## SOURCE DATA
— Begin —

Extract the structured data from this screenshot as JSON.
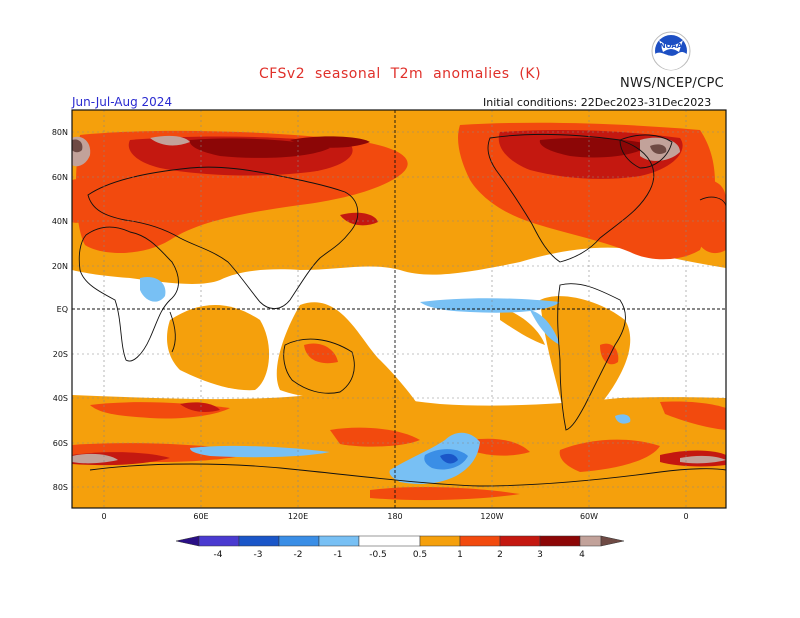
{
  "header": {
    "title": "CFSv2  seasonal  T2m  anomalies  (K)",
    "season": "Jun-Jul-Aug 2024",
    "initial_conditions": "Initial conditions: 22Dec2023-31Dec2023",
    "agency": "NWS/NCEP/CPC",
    "logo_text": "NOAA"
  },
  "map": {
    "lat_labels": [
      "80N",
      "60N",
      "40N",
      "20N",
      "EQ",
      "20S",
      "40S",
      "60S",
      "80S"
    ],
    "lon_labels": [
      "0",
      "60E",
      "120E",
      "180",
      "120W",
      "60W",
      "0"
    ]
  },
  "colorbar": {
    "tick_labels": [
      "-4",
      "-3",
      "-2",
      "-1",
      "-0.5",
      "0.5",
      "1",
      "2",
      "3",
      "4"
    ],
    "colors": {
      "below_-4": "#2a0f86",
      "-4_to_-3": "#4a3ad0",
      "-3_to_-2": "#1a56c8",
      "-2_to_-1": "#3a8ee6",
      "-1_to_-0.5": "#78c0f4",
      "-0.5_to_0.5": "#ffffff",
      "0.5_to_1": "#f5a00c",
      "1_to_2": "#f24a0e",
      "2_to_3": "#c41810",
      "3_to_4": "#8c0606",
      "4_to_5": "#c2a29a",
      "above_5": "#6e4a44"
    }
  },
  "colors": {
    "title": "#e0302a",
    "season": "#2a2ad0",
    "logo_blue": "#1d4fc3"
  }
}
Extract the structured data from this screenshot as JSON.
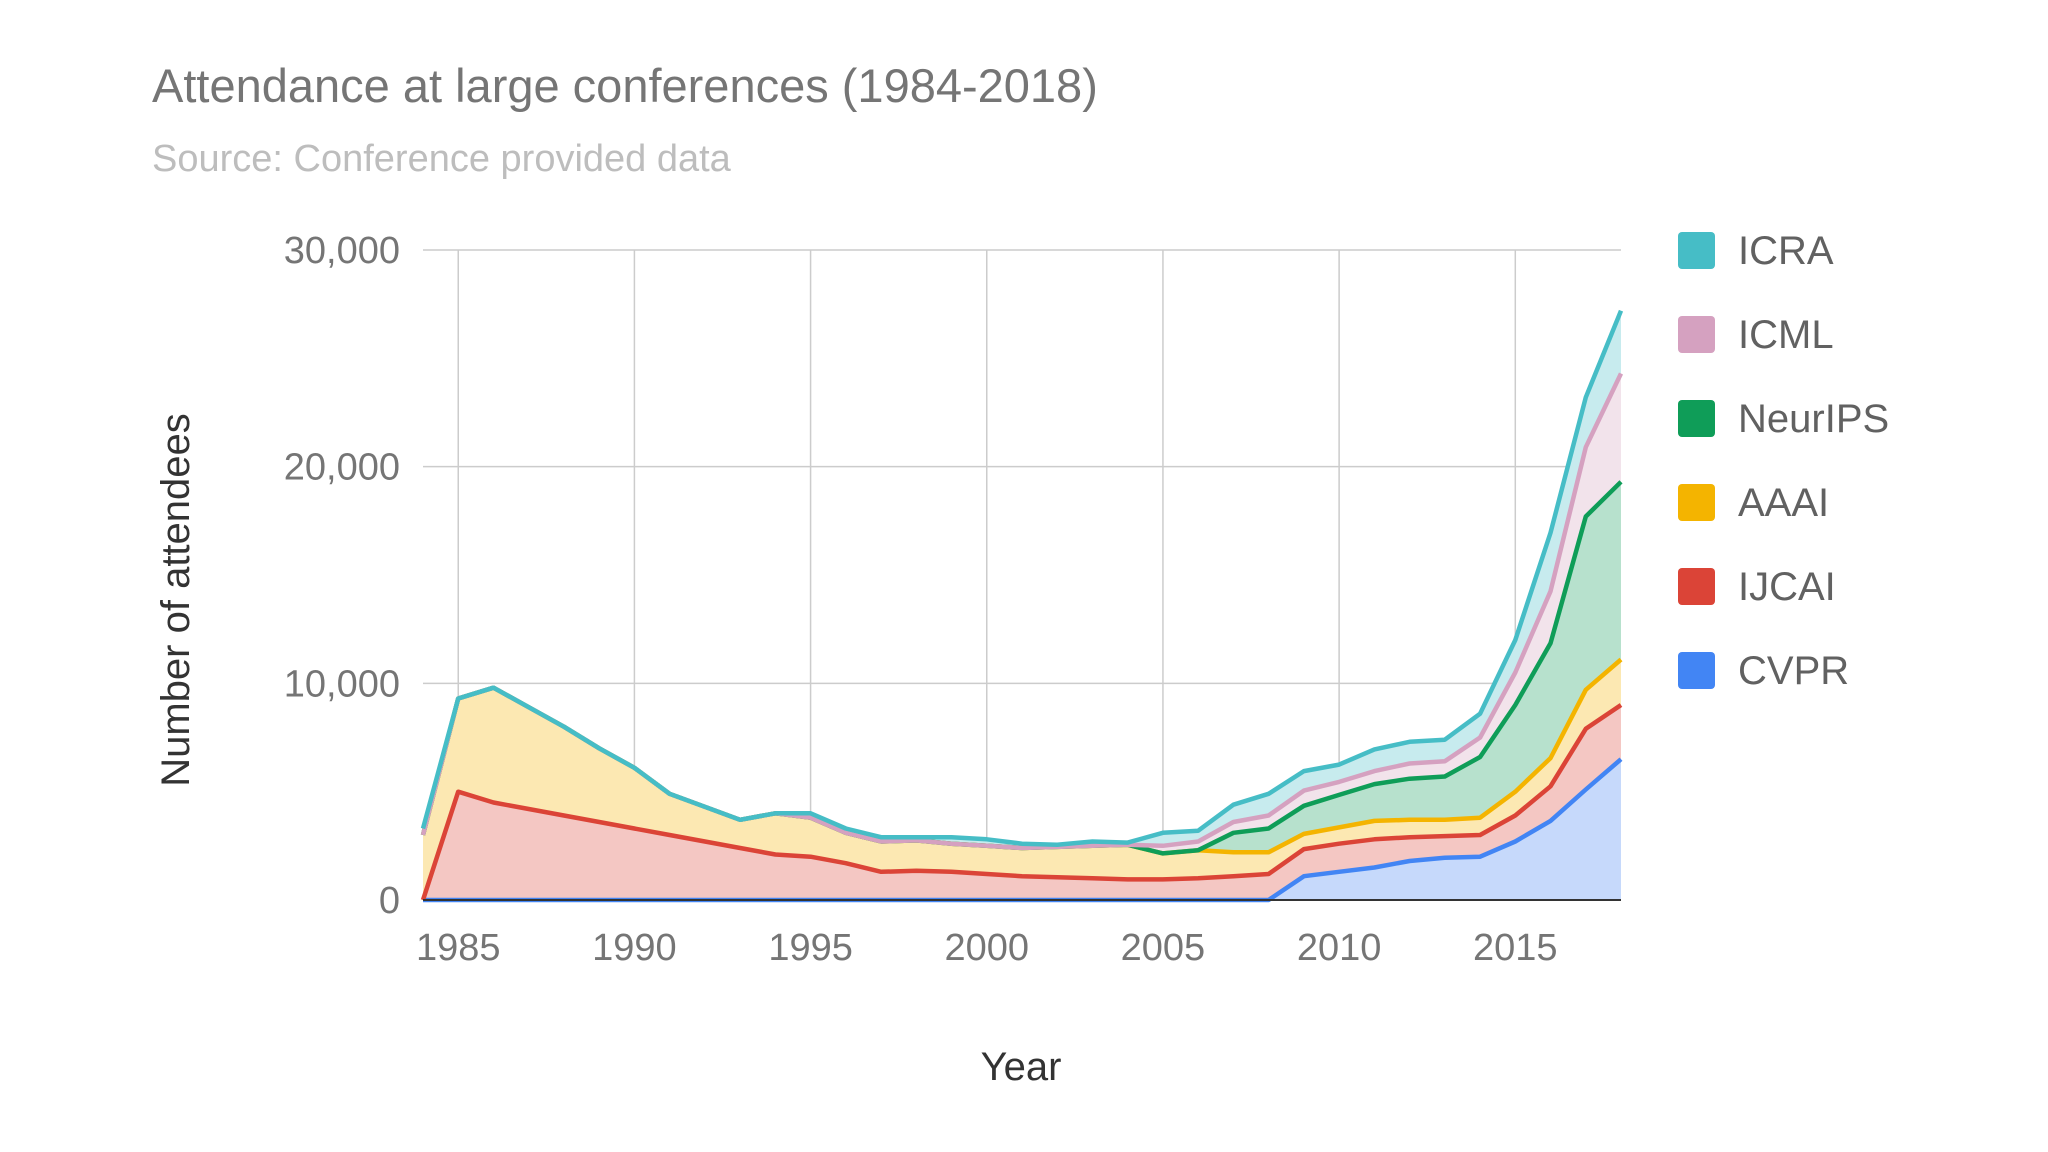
{
  "chart_data": {
    "type": "area",
    "stacked": true,
    "title": "Attendance at large conferences (1984-2018)",
    "subtitle": "Source: Conference provided data",
    "xlabel": "Year",
    "ylabel": "Number of attendees",
    "xlim": [
      1984,
      2018
    ],
    "ylim": [
      0,
      30000
    ],
    "x_ticks": [
      1985,
      1990,
      1995,
      2000,
      2005,
      2010,
      2015
    ],
    "x_tick_labels": [
      "1985",
      "1990",
      "1995",
      "2000",
      "2005",
      "2010",
      "2015"
    ],
    "y_ticks": [
      0,
      10000,
      20000,
      30000
    ],
    "y_tick_labels": [
      "0",
      "10,000",
      "20,000",
      "30,000"
    ],
    "grid": true,
    "legend_position": "right",
    "x": [
      1984,
      1985,
      1986,
      1987,
      1988,
      1989,
      1990,
      1991,
      1992,
      1993,
      1994,
      1995,
      1996,
      1997,
      1998,
      1999,
      2000,
      2001,
      2002,
      2003,
      2004,
      2005,
      2006,
      2007,
      2008,
      2009,
      2010,
      2011,
      2012,
      2013,
      2014,
      2015,
      2016,
      2017,
      2018
    ],
    "series": [
      {
        "name": "CVPR",
        "color": "#4285f4",
        "fill": "#c6d9fb",
        "values": [
          0,
          0,
          0,
          0,
          0,
          0,
          0,
          0,
          0,
          0,
          0,
          0,
          0,
          0,
          0,
          0,
          0,
          0,
          0,
          0,
          0,
          0,
          0,
          0,
          0,
          1100,
          1300,
          1500,
          1800,
          1950,
          2000,
          2700,
          3650,
          5100,
          6500
        ]
      },
      {
        "name": "IJCAI",
        "color": "#db4437",
        "fill": "#f4c7c3",
        "values": [
          0,
          5000,
          4500,
          4200,
          3900,
          3600,
          3300,
          3000,
          2700,
          2400,
          2100,
          2000,
          1700,
          1300,
          1350,
          1300,
          1200,
          1100,
          1050,
          1000,
          950,
          950,
          1000,
          1100,
          1200,
          1250,
          1300,
          1300,
          1100,
          1000,
          1000,
          1200,
          1600,
          2800,
          2500
        ]
      },
      {
        "name": "AAAI",
        "color": "#f4b400",
        "fill": "#fce8b2",
        "values": [
          3000,
          4300,
          5300,
          4700,
          4100,
          3400,
          2800,
          1900,
          1600,
          1300,
          1900,
          1800,
          1400,
          1400,
          1400,
          1300,
          1300,
          1300,
          1400,
          1500,
          1600,
          1200,
          1300,
          1100,
          1000,
          700,
          750,
          850,
          800,
          750,
          800,
          1100,
          1300,
          1800,
          2100
        ]
      },
      {
        "name": "NeurIPS",
        "color": "#0f9d58",
        "fill": "#b7e1cd",
        "values": [
          0,
          0,
          0,
          0,
          0,
          0,
          0,
          0,
          0,
          0,
          0,
          0,
          0,
          0,
          0,
          0,
          0,
          0,
          0,
          0,
          0,
          0,
          0,
          900,
          1100,
          1300,
          1500,
          1700,
          1900,
          2000,
          2800,
          4000,
          5300,
          8000,
          8200
        ]
      },
      {
        "name": "ICML",
        "color": "#d5a1c0",
        "fill": "#f2e3eb",
        "values": [
          0,
          0,
          0,
          0,
          0,
          0,
          0,
          0,
          0,
          0,
          0,
          0,
          0,
          0,
          0,
          0,
          0,
          0,
          0,
          0,
          0,
          350,
          400,
          500,
          600,
          700,
          600,
          600,
          700,
          700,
          900,
          1500,
          2400,
          3200,
          5000
        ]
      },
      {
        "name": "ICRA",
        "color": "#46bdc6",
        "fill": "#c7ebee",
        "values": [
          300,
          0,
          0,
          0,
          0,
          0,
          0,
          0,
          0,
          0,
          0,
          200,
          200,
          200,
          150,
          300,
          300,
          200,
          100,
          200,
          100,
          600,
          500,
          800,
          1000,
          900,
          800,
          1000,
          1000,
          1000,
          1100,
          1500,
          2700,
          2300,
          2900
        ]
      }
    ],
    "legend_order": [
      "ICRA",
      "ICML",
      "NeurIPS",
      "AAAI",
      "IJCAI",
      "CVPR"
    ]
  }
}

— End —

## WHAT THE TASK REQUIRES
Omitting all images, retype each line of the records precisely.

## RESULT FOR THIS EXERCISE
Extract the structured data from this screenshot as JSON.
{
  "header": {
    "title": "CFSv2  seasonal  T2m  anomalies  (K)",
    "season": "Jun-Jul-Aug 2024",
    "initial_conditions": "Initial conditions: 22Dec2023-31Dec2023",
    "agency": "NWS/NCEP/CPC",
    "logo_text": "NOAA"
  },
  "map": {
    "lat_labels": [
      "80N",
      "60N",
      "40N",
      "20N",
      "EQ",
      "20S",
      "40S",
      "60S",
      "80S"
    ],
    "lon_labels": [
      "0",
      "60E",
      "120E",
      "180",
      "120W",
      "60W",
      "0"
    ]
  },
  "colorbar": {
    "tick_labels": [
      "-4",
      "-3",
      "-2",
      "-1",
      "-0.5",
      "0.5",
      "1",
      "2",
      "3",
      "4"
    ],
    "colors": {
      "below_-4": "#2a0f86",
      "-4_to_-3": "#4a3ad0",
      "-3_to_-2": "#1a56c8",
      "-2_to_-1": "#3a8ee6",
      "-1_to_-0.5": "#78c0f4",
      "-0.5_to_0.5": "#ffffff",
      "0.5_to_1": "#f5a00c",
      "1_to_2": "#f24a0e",
      "2_to_3": "#c41810",
      "3_to_4": "#8c0606",
      "4_to_5": "#c2a29a",
      "above_5": "#6e4a44"
    }
  },
  "colors": {
    "title": "#e0302a",
    "season": "#2a2ad0",
    "logo_blue": "#1d4fc3"
  }
}
Extract the structured data from this screenshot as JSON.
{
  "chart_data": {
    "type": "area",
    "stacked": true,
    "title": "Attendance at large conferences (1984-2018)",
    "subtitle": "Source: Conference provided data",
    "xlabel": "Year",
    "ylabel": "Number of attendees",
    "xlim": [
      1984,
      2018
    ],
    "ylim": [
      0,
      30000
    ],
    "x_ticks": [
      1985,
      1990,
      1995,
      2000,
      2005,
      2010,
      2015
    ],
    "x_tick_labels": [
      "1985",
      "1990",
      "1995",
      "2000",
      "2005",
      "2010",
      "2015"
    ],
    "y_ticks": [
      0,
      10000,
      20000,
      30000
    ],
    "y_tick_labels": [
      "0",
      "10,000",
      "20,000",
      "30,000"
    ],
    "grid": true,
    "legend_position": "right",
    "x": [
      1984,
      1985,
      1986,
      1987,
      1988,
      1989,
      1990,
      1991,
      1992,
      1993,
      1994,
      1995,
      1996,
      1997,
      1998,
      1999,
      2000,
      2001,
      2002,
      2003,
      2004,
      2005,
      2006,
      2007,
      2008,
      2009,
      2010,
      2011,
      2012,
      2013,
      2014,
      2015,
      2016,
      2017,
      2018
    ],
    "series": [
      {
        "name": "CVPR",
        "color": "#4285f4",
        "fill": "#c6d9fb",
        "values": [
          0,
          0,
          0,
          0,
          0,
          0,
          0,
          0,
          0,
          0,
          0,
          0,
          0,
          0,
          0,
          0,
          0,
          0,
          0,
          0,
          0,
          0,
          0,
          0,
          0,
          1100,
          1300,
          1500,
          1800,
          1950,
          2000,
          2700,
          3650,
          5100,
          6500
        ]
      },
      {
        "name": "IJCAI",
        "color": "#db4437",
        "fill": "#f4c7c3",
        "values": [
          0,
          5000,
          4500,
          4200,
          3900,
          3600,
          3300,
          3000,
          2700,
          2400,
          2100,
          2000,
          1700,
          1300,
          1350,
          1300,
          1200,
          1100,
          1050,
          1000,
          950,
          950,
          1000,
          1100,
          1200,
          1250,
          1300,
          1300,
          1100,
          1000,
          1000,
          1200,
          1600,
          2800,
          2500
        ]
      },
      {
        "name": "AAAI",
        "color": "#f4b400",
        "fill": "#fce8b2",
        "values": [
          3000,
          4300,
          5300,
          4700,
          4100,
          3400,
          2800,
          1900,
          1600,
          1300,
          1900,
          1800,
          1400,
          1400,
          1400,
          1300,
          1300,
          1300,
          1400,
          1500,
          1600,
          1200,
          1300,
          1100,
          1000,
          700,
          750,
          850,
          800,
          750,
          800,
          1100,
          1300,
          1800,
          2100
        ]
      },
      {
        "name": "NeurIPS",
        "color": "#0f9d58",
        "fill": "#b7e1cd",
        "values": [
          0,
          0,
          0,
          0,
          0,
          0,
          0,
          0,
          0,
          0,
          0,
          0,
          0,
          0,
          0,
          0,
          0,
          0,
          0,
          0,
          0,
          0,
          0,
          900,
          1100,
          1300,
          1500,
          1700,
          1900,
          2000,
          2800,
          4000,
          5300,
          8000,
          8200
        ]
      },
      {
        "name": "ICML",
        "color": "#d5a1c0",
        "fill": "#f2e3eb",
        "values": [
          0,
          0,
          0,
          0,
          0,
          0,
          0,
          0,
          0,
          0,
          0,
          0,
          0,
          0,
          0,
          0,
          0,
          0,
          0,
          0,
          0,
          350,
          400,
          500,
          600,
          700,
          600,
          600,
          700,
          700,
          900,
          1500,
          2400,
          3200,
          5000
        ]
      },
      {
        "name": "ICRA",
        "color": "#46bdc6",
        "fill": "#c7ebee",
        "values": [
          300,
          0,
          0,
          0,
          0,
          0,
          0,
          0,
          0,
          0,
          0,
          200,
          200,
          200,
          150,
          300,
          300,
          200,
          100,
          200,
          100,
          600,
          500,
          800,
          1000,
          900,
          800,
          1000,
          1000,
          1000,
          1100,
          1500,
          2700,
          2300,
          2900
        ]
      }
    ],
    "legend_order": [
      "ICRA",
      "ICML",
      "NeurIPS",
      "AAAI",
      "IJCAI",
      "CVPR"
    ]
  }
}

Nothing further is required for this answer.